*Exercise task*: Exactly how many lines have the word "Παγγαίου"? Answer with the bare number.

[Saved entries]

- - -

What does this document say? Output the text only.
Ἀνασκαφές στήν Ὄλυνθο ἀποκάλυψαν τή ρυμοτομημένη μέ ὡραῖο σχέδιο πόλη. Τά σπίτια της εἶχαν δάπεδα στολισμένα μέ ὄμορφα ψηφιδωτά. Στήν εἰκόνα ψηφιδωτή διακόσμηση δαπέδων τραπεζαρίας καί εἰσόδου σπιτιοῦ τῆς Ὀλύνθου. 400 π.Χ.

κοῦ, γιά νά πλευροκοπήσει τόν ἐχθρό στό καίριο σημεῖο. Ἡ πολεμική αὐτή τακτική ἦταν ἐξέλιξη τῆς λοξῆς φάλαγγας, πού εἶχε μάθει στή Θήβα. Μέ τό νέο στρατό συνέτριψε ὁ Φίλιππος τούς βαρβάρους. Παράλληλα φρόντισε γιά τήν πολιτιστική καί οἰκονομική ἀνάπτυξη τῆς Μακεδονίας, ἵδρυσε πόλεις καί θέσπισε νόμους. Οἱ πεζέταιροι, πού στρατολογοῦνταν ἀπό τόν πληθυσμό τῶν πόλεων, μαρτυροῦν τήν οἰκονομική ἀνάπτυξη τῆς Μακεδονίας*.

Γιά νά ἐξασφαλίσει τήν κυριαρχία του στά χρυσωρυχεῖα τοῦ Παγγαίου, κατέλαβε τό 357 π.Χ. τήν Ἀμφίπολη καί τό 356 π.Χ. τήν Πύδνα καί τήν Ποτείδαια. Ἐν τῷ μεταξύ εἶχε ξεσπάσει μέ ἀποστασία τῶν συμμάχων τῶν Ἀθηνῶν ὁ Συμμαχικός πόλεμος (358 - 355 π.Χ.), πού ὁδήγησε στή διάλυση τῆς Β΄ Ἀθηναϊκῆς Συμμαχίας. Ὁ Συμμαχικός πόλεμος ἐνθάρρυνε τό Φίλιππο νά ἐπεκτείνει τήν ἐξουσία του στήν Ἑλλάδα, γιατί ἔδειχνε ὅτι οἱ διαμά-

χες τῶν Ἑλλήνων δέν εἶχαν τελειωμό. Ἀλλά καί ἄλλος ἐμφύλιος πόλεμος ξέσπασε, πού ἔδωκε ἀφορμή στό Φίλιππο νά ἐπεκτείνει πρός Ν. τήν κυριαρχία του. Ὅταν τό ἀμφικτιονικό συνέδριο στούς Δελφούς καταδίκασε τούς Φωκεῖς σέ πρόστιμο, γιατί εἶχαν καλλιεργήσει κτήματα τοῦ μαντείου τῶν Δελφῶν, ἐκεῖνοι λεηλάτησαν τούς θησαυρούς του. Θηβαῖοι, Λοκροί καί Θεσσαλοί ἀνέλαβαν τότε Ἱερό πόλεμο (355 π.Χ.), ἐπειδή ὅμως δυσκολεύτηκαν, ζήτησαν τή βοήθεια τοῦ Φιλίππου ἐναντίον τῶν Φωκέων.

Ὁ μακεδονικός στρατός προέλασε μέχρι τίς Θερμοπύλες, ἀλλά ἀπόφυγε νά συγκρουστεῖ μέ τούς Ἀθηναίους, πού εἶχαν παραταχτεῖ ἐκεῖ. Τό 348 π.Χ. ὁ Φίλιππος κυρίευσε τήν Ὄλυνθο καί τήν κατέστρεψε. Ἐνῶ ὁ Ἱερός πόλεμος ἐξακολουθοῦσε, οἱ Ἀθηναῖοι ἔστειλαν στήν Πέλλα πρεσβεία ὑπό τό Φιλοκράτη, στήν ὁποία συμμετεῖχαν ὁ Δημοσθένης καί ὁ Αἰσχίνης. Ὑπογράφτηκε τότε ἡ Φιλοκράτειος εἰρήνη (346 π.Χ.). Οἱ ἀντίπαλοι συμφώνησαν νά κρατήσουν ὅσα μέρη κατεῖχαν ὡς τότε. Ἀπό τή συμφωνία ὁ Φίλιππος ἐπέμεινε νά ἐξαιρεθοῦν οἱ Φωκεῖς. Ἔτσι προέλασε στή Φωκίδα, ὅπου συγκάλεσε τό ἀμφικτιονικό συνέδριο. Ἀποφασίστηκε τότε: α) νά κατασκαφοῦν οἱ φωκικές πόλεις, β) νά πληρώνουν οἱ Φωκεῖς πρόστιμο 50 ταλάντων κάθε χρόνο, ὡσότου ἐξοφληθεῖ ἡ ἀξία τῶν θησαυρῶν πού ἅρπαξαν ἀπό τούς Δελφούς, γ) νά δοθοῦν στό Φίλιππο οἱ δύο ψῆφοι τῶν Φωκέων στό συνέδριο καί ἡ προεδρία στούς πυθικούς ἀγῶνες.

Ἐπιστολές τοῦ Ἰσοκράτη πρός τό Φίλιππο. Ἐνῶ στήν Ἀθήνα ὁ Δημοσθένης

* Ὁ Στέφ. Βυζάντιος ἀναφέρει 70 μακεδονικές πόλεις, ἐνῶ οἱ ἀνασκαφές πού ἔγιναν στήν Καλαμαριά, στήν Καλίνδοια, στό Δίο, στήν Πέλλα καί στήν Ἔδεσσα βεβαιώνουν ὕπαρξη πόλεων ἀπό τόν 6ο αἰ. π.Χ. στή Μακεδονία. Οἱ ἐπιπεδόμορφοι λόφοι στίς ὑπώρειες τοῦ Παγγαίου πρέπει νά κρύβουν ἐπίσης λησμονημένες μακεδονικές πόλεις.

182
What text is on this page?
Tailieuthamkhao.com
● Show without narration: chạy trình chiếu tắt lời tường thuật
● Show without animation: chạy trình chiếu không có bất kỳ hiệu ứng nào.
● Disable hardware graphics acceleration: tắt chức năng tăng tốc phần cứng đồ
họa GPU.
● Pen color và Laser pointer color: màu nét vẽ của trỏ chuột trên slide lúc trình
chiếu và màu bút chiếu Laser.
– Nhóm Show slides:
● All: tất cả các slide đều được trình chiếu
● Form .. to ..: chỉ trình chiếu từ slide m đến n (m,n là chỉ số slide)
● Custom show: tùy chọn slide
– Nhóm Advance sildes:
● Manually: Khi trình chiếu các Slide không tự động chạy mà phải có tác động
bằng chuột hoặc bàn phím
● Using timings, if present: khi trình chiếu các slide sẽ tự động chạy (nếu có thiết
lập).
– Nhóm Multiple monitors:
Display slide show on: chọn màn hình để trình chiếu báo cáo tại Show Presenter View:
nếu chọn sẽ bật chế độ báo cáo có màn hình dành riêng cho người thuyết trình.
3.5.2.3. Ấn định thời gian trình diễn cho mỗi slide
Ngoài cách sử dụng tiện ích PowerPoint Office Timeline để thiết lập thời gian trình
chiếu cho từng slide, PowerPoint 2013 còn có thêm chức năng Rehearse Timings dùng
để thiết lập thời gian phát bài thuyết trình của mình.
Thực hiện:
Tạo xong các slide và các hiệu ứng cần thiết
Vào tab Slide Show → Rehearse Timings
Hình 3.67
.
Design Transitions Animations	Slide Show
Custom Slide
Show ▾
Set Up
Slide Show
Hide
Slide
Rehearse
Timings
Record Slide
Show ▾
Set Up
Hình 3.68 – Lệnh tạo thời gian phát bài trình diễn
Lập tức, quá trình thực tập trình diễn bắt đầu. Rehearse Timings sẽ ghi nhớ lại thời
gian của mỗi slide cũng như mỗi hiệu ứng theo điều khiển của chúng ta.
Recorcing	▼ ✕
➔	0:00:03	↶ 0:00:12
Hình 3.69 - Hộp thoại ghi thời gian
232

- - -

*Problem solution*: 2